# WHAT YOU WILL DO
1. Answer these questions from the passage on Solomon Alami, one line each:
(a) For what kind of garments did Alami say philosophers exchanged the garments of the "pure" Torah?
(b) Whom do the philosophers raise above Moshe, according to Alami?
(c) For what word does the passage say "philosopher" serves as a codeword?
2. List every person mentioned by name in the passage on Solomon Alami.
3. Echo the passage on Solomon Alami word for word, starting at "To give an example" and ending at "codeword for Christian.".

# DOCUMENT EXTRACT
--- START ---

To give an example of this, Solomon Alami accused philosophers of exchanging the garments of the “pure” Torah for Greek garments.
According to their [the philosophers’] words they have raised Aristotle with his calculations above Moshe, Peace Be Upon Him, with his Torah. For, were it not for his work and his books on nature, we would be left in the darkness of our intellect and we would not go out into the light from the barriers. And this is a little like the Christian argument when they say that all the righteous descended [to Hell] and were lost until their Messiah came and atoned for them through his death.[7]
Alami clearly connects philosophy to Christianity. Other examples follow this course and we can see philosopher as a codeword for Christian.

--- END ---

# MATERIAL PROVIDED
--- START ---

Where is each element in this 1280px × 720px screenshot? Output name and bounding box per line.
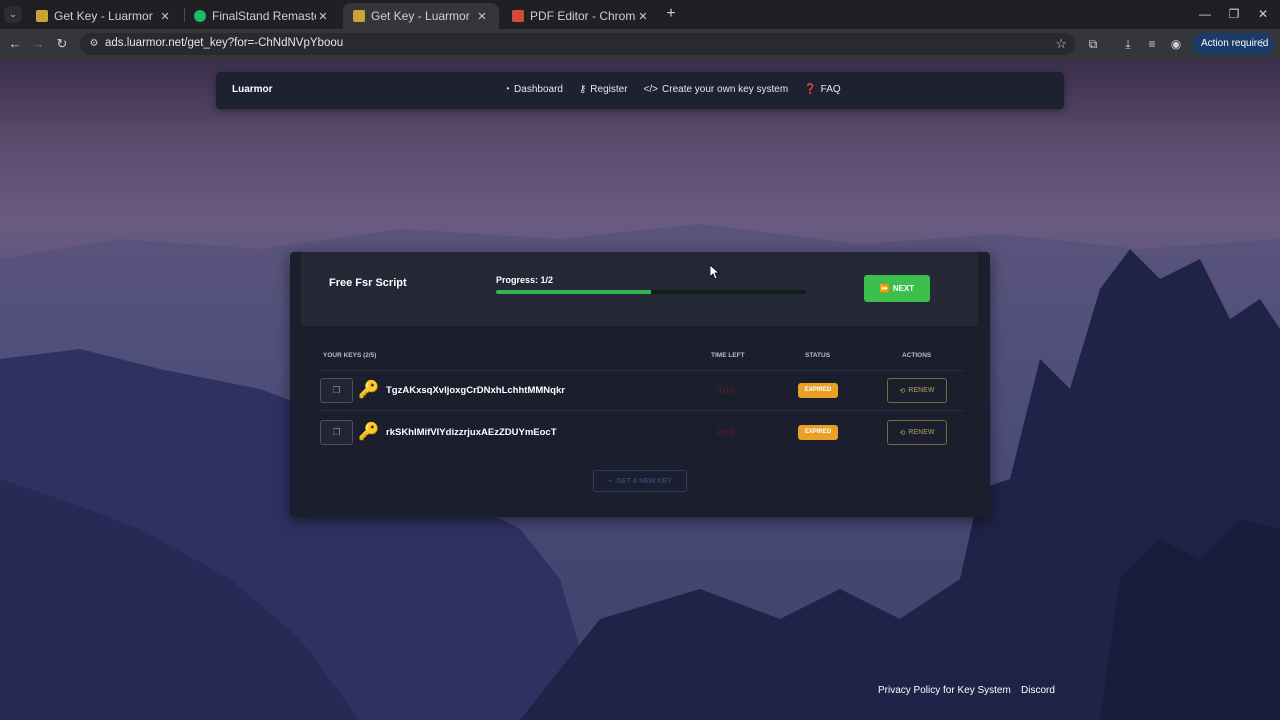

--- END ---

# OUTPUTS FOR THE TASKS
1.
(a) Greek garments.
(b) Aristotle.
(c) Christian.

2.
Solomon Alami
Aristotle
Moshe

3.
To give an example of this, Solomon Alami accused philosophers of exchanging the garments of the “pure” Torah for Greek garments.
According to their [the philosophers’] words they have raised Aristotle with his calculations above Moshe, Peace Be Upon Him, with his Torah. For, were it not for his work and his books on nature, we would be left in the darkness of our intellect and we would not go out into the light from the barriers. And this is a little like the Christian argument when they say that all the righteous descended [to Hell] and were lost until their Messiah came and atoned for them through his death.[7]
Alami clearly connects philosophy to Christianity. Other examples follow this course and we can see philosopher as a codeword for Christian.